Find each line in the records below that contains the word "time", and copy it out.

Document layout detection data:
**********

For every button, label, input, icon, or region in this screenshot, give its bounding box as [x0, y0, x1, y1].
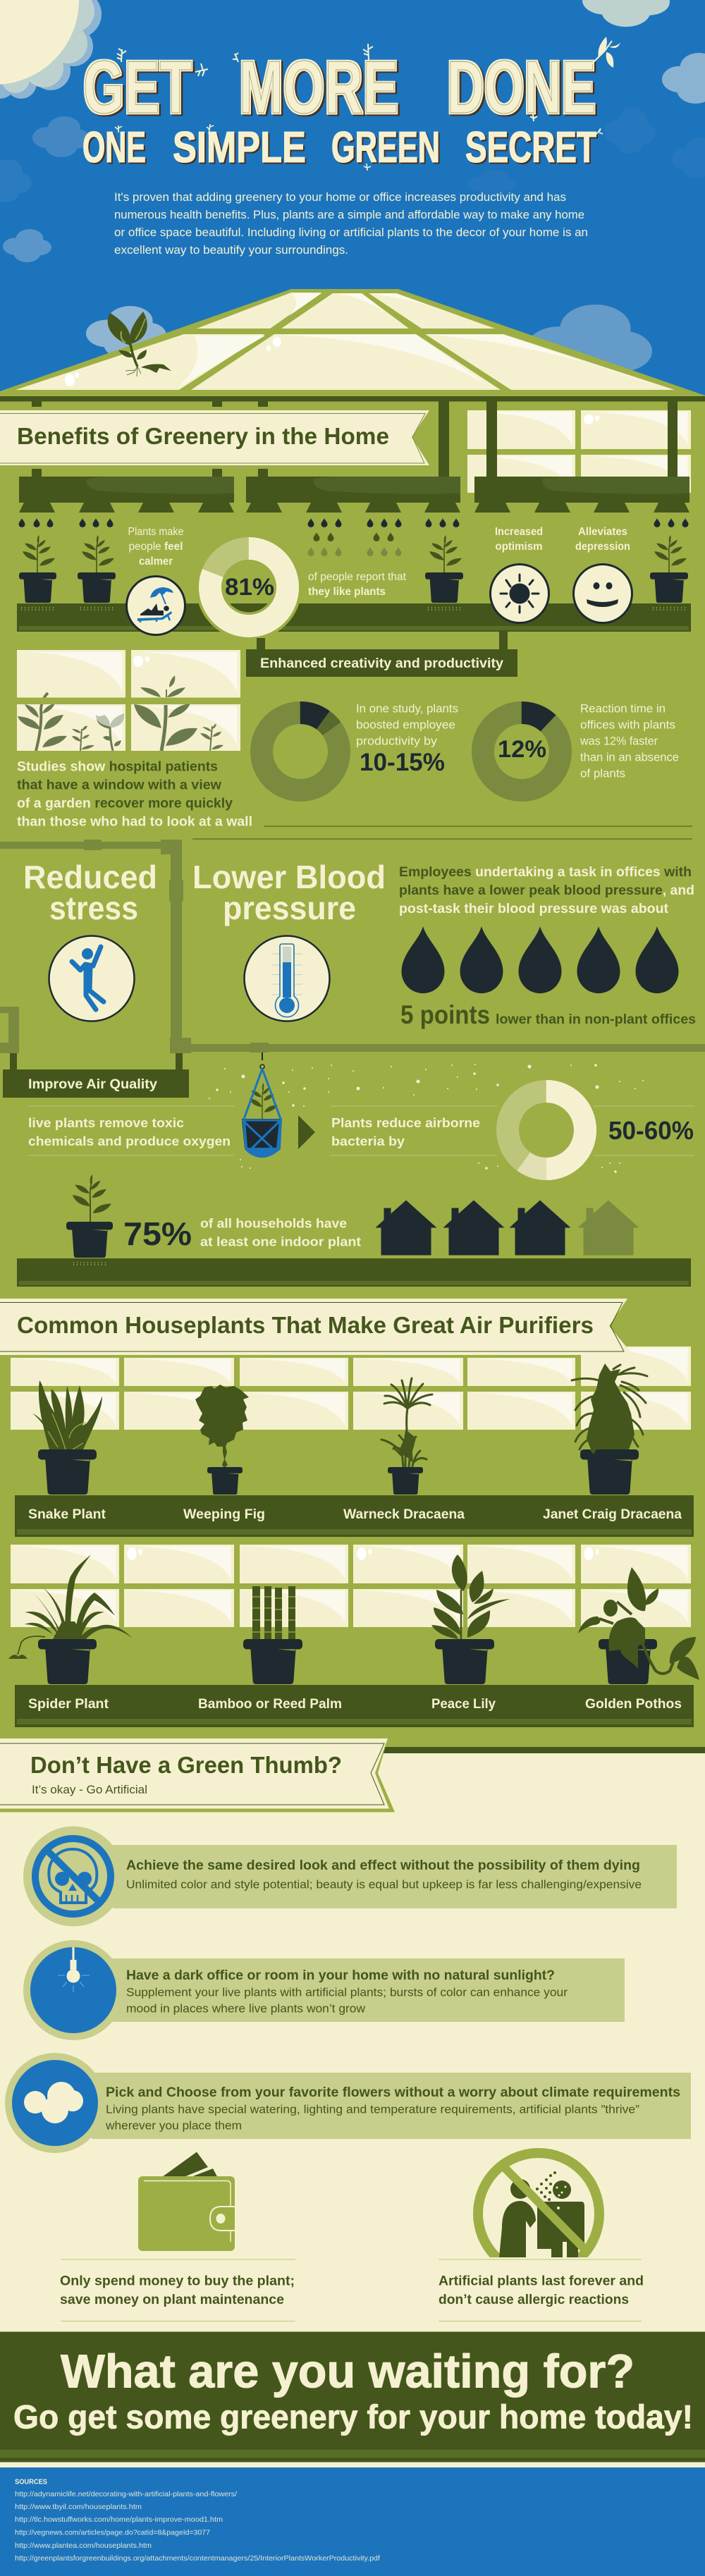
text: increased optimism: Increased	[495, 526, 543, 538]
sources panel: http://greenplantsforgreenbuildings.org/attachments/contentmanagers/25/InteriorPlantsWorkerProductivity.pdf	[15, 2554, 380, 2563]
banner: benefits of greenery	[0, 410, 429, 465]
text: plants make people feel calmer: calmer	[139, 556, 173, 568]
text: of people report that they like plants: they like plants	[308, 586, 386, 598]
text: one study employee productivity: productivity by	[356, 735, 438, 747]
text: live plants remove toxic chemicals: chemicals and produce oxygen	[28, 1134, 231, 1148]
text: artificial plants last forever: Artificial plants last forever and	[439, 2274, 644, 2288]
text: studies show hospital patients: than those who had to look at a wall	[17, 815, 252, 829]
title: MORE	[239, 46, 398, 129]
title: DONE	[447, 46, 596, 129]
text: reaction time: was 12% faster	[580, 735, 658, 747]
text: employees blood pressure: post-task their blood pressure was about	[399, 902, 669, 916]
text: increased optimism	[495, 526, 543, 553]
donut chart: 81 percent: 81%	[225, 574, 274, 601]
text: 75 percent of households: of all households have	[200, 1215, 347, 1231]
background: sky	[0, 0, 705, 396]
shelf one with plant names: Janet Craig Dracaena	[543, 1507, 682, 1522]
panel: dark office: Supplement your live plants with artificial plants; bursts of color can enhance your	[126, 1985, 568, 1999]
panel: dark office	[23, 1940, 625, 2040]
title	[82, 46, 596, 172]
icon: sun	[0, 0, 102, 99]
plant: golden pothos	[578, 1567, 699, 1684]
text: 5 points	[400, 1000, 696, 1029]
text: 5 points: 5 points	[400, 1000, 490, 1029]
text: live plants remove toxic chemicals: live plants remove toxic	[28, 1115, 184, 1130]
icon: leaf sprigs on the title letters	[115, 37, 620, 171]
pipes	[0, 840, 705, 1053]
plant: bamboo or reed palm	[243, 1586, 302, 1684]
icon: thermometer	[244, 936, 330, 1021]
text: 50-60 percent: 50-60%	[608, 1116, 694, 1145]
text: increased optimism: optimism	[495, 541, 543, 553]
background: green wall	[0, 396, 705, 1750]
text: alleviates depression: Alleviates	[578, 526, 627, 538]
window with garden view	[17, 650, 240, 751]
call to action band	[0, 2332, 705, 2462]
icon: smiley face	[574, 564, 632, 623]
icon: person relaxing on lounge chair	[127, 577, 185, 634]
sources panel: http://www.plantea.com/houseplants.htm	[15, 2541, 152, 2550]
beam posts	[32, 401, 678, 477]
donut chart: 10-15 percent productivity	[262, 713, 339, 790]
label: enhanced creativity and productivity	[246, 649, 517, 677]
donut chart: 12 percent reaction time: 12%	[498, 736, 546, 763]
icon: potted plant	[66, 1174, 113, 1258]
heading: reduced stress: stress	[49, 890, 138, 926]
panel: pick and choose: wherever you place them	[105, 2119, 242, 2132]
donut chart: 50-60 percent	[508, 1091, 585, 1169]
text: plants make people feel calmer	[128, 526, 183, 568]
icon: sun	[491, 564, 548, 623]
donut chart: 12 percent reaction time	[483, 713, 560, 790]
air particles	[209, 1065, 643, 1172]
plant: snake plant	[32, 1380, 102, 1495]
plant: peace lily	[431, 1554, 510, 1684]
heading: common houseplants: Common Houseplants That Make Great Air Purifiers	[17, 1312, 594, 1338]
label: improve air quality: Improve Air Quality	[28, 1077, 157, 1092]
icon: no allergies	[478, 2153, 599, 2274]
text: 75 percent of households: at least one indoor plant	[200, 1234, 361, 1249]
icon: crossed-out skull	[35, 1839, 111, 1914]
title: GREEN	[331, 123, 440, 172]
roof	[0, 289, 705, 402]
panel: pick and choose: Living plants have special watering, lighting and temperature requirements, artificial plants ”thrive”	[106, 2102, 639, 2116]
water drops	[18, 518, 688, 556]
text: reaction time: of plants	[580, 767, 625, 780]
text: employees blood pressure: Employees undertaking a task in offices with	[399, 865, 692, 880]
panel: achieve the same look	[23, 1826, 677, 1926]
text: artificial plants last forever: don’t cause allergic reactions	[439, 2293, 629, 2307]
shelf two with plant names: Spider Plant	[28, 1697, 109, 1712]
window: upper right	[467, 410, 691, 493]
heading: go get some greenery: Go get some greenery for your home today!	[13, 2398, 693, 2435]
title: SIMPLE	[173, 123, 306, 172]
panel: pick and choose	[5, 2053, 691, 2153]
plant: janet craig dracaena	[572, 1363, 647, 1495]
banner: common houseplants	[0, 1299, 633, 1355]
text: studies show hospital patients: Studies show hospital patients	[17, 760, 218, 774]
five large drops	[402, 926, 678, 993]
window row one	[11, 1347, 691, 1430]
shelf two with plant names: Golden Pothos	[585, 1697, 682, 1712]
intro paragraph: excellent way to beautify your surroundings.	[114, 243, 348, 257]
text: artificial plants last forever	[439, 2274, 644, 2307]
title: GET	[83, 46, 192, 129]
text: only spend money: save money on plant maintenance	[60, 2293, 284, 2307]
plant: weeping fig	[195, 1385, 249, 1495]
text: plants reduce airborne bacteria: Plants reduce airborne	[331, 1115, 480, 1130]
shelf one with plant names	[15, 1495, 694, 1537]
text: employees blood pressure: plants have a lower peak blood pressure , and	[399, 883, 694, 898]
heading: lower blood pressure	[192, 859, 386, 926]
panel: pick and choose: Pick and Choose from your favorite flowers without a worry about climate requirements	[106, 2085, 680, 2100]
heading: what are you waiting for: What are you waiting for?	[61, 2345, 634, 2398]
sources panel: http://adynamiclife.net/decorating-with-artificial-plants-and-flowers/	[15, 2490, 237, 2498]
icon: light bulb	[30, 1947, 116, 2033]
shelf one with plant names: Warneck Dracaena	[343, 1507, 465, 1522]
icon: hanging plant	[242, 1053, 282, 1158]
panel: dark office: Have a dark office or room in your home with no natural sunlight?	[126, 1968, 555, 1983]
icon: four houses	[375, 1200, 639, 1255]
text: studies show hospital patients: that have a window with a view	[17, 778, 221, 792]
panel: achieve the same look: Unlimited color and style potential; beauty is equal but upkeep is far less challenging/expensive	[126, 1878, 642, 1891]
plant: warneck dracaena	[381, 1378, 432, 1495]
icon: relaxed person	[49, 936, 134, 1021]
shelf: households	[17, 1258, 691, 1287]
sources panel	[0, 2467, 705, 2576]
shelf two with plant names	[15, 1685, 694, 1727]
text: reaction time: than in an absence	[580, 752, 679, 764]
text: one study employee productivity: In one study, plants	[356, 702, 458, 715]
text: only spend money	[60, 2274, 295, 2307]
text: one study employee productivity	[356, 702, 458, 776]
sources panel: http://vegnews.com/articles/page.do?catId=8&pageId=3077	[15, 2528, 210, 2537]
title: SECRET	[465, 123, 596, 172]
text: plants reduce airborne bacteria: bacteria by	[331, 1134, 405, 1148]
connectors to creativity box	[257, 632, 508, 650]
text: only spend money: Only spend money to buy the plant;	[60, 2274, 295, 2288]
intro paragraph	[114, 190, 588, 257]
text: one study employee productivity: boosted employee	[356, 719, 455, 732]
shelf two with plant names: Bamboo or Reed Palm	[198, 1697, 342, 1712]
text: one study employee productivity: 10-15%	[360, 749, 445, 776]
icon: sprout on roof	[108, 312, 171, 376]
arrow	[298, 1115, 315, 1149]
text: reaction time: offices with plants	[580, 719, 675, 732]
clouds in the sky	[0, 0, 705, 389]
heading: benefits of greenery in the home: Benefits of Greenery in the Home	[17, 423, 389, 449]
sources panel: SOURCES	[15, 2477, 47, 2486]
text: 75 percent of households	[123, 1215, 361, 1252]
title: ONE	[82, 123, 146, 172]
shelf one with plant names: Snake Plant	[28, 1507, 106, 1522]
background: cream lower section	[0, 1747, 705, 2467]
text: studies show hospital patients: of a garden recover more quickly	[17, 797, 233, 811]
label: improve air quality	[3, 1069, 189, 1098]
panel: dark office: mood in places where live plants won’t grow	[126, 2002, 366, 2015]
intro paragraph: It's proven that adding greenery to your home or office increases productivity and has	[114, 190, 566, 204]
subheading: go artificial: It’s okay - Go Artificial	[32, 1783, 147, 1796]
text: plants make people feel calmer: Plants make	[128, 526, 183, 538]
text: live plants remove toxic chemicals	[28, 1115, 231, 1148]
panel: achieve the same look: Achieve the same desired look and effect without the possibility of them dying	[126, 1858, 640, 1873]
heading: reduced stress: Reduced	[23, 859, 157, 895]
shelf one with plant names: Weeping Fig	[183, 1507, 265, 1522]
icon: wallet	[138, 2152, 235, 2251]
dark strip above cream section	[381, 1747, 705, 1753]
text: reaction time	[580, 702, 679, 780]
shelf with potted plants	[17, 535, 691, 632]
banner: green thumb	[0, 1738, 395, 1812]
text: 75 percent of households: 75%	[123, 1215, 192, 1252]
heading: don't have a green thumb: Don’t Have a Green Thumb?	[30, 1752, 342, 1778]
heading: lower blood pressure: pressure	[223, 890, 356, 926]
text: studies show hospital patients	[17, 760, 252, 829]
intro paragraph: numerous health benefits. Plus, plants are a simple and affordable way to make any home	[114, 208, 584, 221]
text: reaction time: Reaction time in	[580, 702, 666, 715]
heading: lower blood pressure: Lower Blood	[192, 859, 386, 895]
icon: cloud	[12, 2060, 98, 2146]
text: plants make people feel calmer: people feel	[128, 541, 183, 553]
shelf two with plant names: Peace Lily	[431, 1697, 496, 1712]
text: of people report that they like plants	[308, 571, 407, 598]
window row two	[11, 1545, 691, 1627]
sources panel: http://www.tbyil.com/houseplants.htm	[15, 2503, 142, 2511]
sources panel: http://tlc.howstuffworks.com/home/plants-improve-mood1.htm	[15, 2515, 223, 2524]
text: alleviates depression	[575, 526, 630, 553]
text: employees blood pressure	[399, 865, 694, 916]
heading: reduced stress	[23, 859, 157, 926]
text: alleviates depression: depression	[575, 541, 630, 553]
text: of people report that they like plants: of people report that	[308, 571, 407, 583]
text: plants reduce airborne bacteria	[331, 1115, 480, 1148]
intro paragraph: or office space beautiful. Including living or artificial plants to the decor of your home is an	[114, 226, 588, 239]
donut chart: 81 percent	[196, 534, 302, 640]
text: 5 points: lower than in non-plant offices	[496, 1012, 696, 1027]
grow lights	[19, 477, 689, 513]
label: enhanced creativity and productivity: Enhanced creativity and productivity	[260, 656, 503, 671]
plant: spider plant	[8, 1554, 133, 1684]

**********

**FINISHED EXERCISE:**
text: reaction time: was 12% faster	[580, 735, 658, 747]
donut chart: 12 percent reaction time: 12%	[498, 736, 546, 763]
donut chart: 12 percent reaction time	[483, 713, 560, 790]
text: reaction time: of plants	[580, 767, 625, 780]
text: reaction time: than in an absence	[580, 752, 679, 764]
text: reaction time: offices with plants	[580, 719, 675, 732]
text: reaction time	[580, 702, 679, 780]
text: reaction time: Reaction time in	[580, 702, 666, 715]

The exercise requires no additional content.